Goal of the exercise:
Locate the lines of the listing below that hold "datang", then copy each of them.
::::::::::
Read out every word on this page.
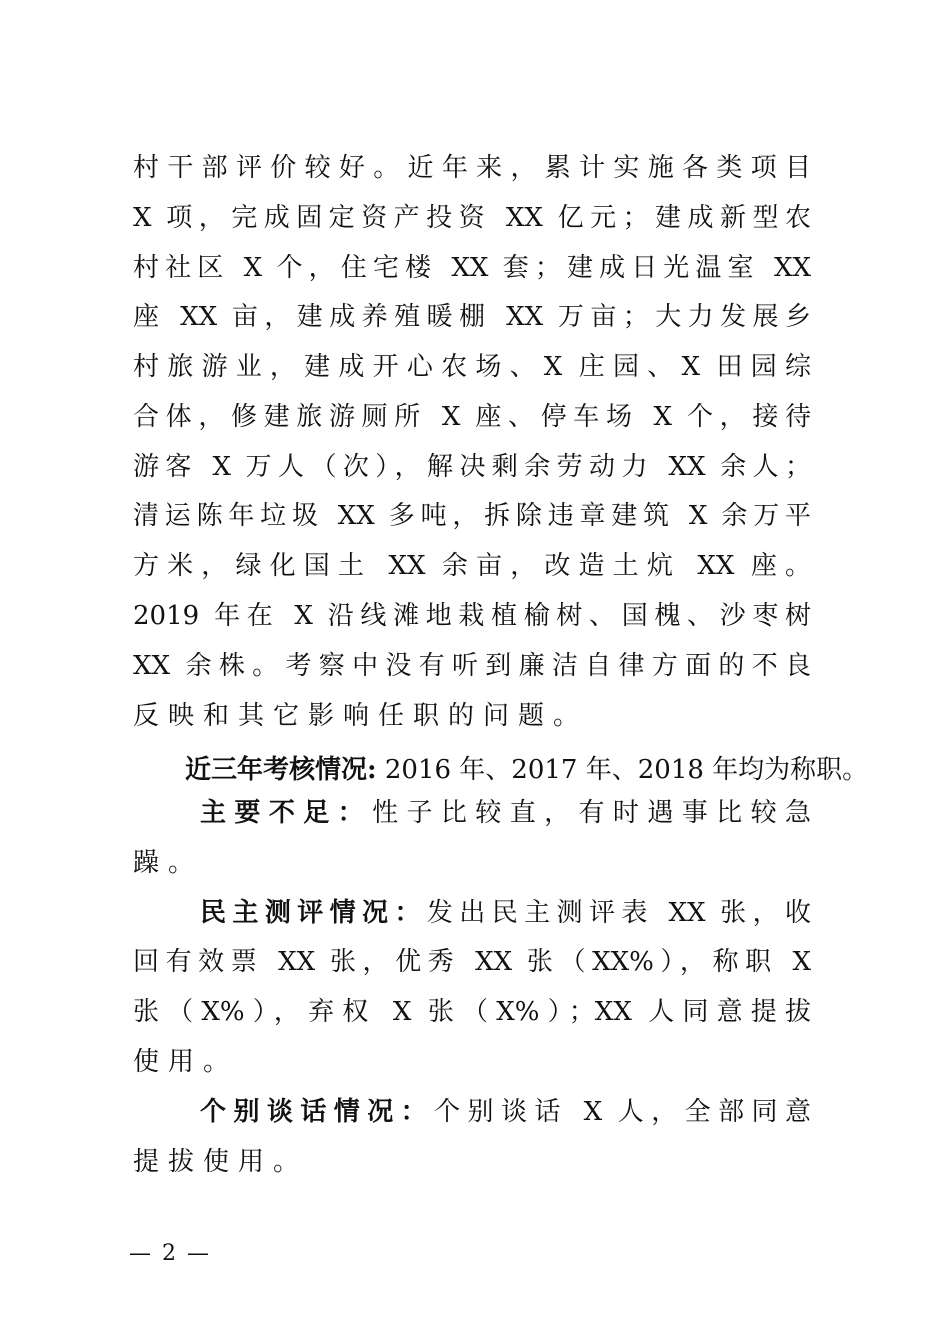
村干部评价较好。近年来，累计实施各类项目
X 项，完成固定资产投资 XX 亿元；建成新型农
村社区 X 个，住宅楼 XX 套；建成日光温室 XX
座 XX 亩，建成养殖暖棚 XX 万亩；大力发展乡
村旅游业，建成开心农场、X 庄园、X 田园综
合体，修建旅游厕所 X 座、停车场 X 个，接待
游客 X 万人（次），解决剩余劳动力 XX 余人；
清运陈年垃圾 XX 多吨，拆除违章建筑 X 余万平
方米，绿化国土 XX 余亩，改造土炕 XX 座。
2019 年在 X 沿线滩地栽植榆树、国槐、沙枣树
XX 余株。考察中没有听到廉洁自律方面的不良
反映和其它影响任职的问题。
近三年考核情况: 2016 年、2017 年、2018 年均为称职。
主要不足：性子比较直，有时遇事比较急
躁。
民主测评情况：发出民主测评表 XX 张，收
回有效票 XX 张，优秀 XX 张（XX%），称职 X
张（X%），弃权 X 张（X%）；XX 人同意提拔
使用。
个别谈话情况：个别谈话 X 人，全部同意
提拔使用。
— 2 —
::::::::::
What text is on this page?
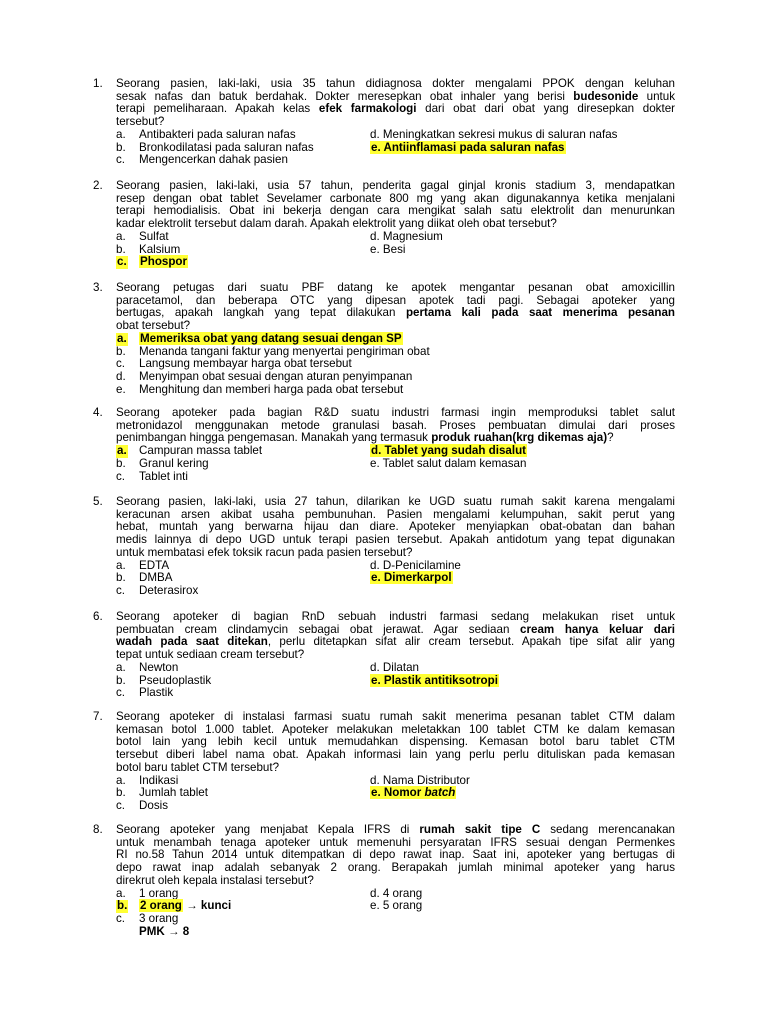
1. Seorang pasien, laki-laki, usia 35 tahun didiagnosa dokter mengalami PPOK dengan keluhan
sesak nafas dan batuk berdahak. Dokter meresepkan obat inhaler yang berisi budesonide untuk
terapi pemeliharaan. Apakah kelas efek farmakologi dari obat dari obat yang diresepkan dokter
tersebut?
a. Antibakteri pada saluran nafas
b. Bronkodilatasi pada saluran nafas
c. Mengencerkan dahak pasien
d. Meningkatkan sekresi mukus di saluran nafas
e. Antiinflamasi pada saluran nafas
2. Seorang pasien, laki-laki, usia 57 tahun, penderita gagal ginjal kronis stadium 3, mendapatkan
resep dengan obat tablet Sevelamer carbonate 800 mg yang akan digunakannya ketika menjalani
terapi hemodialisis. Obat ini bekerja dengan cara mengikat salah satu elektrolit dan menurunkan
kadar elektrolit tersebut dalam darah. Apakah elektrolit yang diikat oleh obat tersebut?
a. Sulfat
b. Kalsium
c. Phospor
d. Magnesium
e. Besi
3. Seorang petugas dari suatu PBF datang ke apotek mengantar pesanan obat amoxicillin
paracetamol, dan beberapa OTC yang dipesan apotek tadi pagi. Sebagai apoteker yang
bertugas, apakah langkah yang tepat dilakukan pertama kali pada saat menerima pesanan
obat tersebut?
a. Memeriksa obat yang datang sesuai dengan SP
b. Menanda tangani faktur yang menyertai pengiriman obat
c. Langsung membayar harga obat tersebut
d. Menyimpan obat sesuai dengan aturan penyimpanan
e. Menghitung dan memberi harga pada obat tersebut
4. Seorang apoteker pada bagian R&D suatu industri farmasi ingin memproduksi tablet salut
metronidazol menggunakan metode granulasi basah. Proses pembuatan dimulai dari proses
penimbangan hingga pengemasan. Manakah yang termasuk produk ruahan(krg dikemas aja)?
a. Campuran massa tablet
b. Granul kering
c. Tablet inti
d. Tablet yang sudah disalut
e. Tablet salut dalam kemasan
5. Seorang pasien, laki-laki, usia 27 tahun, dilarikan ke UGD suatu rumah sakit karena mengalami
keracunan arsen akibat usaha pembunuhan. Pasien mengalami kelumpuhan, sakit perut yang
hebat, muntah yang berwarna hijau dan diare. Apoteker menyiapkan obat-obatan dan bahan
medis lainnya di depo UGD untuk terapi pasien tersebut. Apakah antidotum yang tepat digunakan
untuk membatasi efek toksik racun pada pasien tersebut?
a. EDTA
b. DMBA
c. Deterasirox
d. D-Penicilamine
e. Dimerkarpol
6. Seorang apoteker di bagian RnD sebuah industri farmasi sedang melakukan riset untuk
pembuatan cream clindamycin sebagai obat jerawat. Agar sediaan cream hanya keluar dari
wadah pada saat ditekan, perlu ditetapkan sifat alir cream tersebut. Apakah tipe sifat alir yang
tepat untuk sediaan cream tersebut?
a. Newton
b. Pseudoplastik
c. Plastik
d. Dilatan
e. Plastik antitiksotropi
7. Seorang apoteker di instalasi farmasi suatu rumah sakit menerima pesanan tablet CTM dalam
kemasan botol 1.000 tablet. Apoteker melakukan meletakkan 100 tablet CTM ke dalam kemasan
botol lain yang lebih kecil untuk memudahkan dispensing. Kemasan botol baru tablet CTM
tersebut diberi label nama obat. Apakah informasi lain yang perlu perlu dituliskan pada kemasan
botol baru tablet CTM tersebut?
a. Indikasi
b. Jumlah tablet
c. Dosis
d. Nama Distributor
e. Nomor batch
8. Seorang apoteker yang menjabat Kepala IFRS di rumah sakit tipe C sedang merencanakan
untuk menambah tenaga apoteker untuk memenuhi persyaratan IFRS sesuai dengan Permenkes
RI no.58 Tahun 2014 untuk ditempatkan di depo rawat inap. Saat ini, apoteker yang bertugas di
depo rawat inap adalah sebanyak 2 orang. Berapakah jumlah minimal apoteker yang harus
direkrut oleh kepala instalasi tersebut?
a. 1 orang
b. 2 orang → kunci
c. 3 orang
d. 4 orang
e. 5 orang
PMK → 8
::::::::::
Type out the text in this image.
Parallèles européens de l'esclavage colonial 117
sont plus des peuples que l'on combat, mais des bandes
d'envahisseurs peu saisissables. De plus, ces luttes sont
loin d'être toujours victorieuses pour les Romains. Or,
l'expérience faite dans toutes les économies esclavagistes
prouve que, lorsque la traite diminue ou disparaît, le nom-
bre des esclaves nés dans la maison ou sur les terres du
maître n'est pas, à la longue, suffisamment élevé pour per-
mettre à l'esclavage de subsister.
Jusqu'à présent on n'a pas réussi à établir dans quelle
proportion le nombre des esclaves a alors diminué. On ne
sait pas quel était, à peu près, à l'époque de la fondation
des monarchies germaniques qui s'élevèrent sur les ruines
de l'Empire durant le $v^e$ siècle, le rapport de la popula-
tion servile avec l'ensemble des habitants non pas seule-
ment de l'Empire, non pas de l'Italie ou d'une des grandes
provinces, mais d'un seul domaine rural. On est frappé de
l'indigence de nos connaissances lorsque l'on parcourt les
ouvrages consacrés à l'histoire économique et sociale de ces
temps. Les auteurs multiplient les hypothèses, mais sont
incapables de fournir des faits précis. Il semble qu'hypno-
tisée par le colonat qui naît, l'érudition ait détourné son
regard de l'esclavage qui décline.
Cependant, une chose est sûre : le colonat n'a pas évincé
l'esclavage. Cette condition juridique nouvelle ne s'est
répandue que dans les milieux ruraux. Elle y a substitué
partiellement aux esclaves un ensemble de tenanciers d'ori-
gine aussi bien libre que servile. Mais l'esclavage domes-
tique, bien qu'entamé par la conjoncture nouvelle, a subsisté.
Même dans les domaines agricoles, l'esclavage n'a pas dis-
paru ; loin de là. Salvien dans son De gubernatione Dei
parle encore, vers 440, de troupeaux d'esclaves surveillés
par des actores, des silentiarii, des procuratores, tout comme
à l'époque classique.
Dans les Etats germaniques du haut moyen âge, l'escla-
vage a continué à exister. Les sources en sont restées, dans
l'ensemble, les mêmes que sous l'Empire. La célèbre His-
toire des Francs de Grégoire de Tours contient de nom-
::::::::::
Exercise output:
3. Seorang petugas dari suatu PBF datang ke apotek mengantar pesanan obat amoxicillin
a. Memeriksa obat yang datang sesuai dengan SP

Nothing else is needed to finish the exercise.